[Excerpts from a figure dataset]
------------------------------------

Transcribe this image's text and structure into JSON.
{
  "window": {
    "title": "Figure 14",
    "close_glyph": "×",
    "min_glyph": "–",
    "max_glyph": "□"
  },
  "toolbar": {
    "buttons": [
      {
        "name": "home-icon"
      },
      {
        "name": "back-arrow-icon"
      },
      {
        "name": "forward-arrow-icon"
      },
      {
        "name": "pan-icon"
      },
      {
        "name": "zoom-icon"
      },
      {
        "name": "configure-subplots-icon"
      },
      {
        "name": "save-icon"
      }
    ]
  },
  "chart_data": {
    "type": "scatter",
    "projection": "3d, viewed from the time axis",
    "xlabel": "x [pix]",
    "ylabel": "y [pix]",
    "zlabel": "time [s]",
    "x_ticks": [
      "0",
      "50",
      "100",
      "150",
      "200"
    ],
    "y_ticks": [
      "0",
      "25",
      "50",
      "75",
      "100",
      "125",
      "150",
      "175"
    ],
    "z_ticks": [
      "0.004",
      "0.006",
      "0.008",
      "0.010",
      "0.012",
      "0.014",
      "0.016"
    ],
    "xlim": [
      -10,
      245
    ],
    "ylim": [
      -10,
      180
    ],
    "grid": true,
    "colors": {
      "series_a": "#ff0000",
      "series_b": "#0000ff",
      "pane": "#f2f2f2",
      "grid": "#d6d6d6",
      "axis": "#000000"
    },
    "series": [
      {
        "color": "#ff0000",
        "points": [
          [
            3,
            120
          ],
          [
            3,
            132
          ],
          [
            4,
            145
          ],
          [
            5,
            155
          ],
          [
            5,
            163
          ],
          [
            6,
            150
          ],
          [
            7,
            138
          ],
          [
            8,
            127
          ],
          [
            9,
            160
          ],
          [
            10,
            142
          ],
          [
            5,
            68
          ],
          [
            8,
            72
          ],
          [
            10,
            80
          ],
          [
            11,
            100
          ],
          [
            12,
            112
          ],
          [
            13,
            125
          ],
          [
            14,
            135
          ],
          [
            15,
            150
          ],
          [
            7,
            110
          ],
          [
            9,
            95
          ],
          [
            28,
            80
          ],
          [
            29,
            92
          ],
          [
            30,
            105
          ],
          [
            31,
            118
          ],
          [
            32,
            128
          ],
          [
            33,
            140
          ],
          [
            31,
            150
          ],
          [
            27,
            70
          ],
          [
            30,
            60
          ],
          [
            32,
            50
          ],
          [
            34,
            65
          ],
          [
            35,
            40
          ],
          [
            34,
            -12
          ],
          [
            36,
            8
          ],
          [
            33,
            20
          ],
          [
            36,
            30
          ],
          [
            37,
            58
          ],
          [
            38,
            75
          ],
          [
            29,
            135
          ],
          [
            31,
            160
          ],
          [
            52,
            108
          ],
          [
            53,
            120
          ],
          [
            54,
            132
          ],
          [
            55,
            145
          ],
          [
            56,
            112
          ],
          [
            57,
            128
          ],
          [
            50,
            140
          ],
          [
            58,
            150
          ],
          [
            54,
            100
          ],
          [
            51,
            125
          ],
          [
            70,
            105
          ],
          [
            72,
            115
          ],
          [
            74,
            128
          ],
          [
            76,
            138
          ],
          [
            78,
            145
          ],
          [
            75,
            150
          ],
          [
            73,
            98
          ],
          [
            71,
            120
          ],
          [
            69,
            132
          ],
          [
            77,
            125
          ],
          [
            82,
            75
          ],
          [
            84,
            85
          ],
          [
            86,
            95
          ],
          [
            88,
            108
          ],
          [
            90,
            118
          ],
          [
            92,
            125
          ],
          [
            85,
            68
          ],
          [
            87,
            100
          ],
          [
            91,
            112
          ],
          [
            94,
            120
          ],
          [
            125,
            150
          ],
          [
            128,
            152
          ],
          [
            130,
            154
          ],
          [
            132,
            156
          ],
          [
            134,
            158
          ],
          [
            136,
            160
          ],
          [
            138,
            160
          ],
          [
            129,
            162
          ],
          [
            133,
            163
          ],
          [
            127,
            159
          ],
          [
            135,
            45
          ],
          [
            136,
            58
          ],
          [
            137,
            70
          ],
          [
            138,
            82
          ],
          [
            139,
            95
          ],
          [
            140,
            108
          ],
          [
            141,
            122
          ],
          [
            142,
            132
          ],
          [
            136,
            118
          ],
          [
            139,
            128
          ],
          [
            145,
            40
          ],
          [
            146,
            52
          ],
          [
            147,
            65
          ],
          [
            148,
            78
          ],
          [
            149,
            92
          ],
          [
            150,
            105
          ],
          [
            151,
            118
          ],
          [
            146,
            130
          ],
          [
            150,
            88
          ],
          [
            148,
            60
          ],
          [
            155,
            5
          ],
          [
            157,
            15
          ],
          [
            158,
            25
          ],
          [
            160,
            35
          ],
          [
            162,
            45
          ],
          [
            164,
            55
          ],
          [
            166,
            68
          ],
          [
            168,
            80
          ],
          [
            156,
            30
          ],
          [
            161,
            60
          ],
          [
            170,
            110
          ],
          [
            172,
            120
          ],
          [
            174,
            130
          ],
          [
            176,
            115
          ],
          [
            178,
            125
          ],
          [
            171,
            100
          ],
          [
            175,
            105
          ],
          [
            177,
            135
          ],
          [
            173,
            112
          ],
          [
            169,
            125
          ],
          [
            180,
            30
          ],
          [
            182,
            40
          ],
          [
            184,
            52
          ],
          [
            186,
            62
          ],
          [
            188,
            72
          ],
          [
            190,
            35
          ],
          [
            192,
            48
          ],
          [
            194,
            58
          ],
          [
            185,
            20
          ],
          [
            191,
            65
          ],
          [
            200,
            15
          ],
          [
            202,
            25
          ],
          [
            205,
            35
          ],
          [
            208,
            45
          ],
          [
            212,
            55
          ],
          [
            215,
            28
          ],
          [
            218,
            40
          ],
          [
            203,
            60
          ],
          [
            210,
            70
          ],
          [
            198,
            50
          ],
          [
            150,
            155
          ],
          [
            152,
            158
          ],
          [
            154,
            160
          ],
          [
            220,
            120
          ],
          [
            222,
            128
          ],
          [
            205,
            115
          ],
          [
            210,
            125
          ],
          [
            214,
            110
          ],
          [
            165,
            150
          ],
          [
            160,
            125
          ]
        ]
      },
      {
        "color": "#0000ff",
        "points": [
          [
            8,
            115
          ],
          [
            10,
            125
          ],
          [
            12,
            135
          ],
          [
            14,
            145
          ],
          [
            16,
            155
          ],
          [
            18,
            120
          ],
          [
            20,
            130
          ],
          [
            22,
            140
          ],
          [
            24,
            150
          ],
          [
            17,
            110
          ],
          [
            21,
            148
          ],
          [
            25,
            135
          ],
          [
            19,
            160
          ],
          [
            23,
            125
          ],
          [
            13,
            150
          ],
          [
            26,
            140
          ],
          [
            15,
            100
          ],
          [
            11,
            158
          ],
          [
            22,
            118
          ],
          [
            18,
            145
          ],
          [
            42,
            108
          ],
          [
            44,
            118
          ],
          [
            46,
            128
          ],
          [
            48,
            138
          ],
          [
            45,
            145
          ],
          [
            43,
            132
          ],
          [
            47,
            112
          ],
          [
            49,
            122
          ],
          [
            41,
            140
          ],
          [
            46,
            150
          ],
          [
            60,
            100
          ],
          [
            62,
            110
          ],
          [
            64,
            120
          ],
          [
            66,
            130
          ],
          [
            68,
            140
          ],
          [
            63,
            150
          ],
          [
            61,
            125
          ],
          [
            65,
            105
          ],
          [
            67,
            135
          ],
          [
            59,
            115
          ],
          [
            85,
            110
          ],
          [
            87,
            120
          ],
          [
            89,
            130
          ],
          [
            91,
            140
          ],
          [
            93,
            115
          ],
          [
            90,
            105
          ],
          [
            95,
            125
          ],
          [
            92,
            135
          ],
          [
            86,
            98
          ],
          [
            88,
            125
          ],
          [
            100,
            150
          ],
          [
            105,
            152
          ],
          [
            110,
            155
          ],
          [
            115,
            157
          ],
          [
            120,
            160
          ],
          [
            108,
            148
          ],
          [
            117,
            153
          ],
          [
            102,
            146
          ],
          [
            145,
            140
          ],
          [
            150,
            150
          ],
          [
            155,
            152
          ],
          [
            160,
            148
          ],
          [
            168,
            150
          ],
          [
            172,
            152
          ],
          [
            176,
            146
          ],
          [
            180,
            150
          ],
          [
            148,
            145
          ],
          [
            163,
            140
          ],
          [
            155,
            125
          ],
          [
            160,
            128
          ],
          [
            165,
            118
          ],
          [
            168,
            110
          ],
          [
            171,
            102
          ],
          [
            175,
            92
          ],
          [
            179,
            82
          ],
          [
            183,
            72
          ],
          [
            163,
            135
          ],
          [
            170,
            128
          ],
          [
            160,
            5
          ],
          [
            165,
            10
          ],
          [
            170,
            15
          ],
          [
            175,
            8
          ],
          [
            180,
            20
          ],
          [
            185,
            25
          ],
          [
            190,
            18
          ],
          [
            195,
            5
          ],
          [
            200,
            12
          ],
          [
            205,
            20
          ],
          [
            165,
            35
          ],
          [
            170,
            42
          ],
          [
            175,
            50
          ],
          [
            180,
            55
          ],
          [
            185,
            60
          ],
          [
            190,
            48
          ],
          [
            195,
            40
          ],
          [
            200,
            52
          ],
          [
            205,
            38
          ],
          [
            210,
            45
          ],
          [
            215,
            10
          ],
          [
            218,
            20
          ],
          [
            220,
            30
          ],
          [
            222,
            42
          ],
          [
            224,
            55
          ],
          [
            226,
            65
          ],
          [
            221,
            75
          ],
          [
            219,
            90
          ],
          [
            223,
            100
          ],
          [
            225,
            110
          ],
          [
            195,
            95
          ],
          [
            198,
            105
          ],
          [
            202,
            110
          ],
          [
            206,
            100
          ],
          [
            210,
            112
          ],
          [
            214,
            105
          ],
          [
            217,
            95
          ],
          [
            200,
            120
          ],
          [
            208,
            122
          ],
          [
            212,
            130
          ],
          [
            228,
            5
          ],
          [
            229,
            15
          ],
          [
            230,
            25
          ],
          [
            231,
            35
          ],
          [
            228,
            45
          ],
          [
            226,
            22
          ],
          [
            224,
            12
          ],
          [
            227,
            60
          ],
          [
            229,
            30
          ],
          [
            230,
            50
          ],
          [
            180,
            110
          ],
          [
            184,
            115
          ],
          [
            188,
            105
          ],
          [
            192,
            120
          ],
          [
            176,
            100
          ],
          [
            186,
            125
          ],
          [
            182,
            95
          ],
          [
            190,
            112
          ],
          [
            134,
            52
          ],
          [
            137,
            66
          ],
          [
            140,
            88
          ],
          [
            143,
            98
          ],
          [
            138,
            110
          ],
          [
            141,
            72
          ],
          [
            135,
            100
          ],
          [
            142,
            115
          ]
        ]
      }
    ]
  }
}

------------------------------------

> **Requirement**:
Go through the listing above and locate each line that holds the word "icon". Copy those lines.

> **Exercise solution**:
        "name": "home-icon"
        "name": "back-arrow-icon"
        "name": "forward-arrow-icon"
        "name": "pan-icon"
        "name": "zoom-icon"
        "name": "configure-subplots-icon"
        "name": "save-icon"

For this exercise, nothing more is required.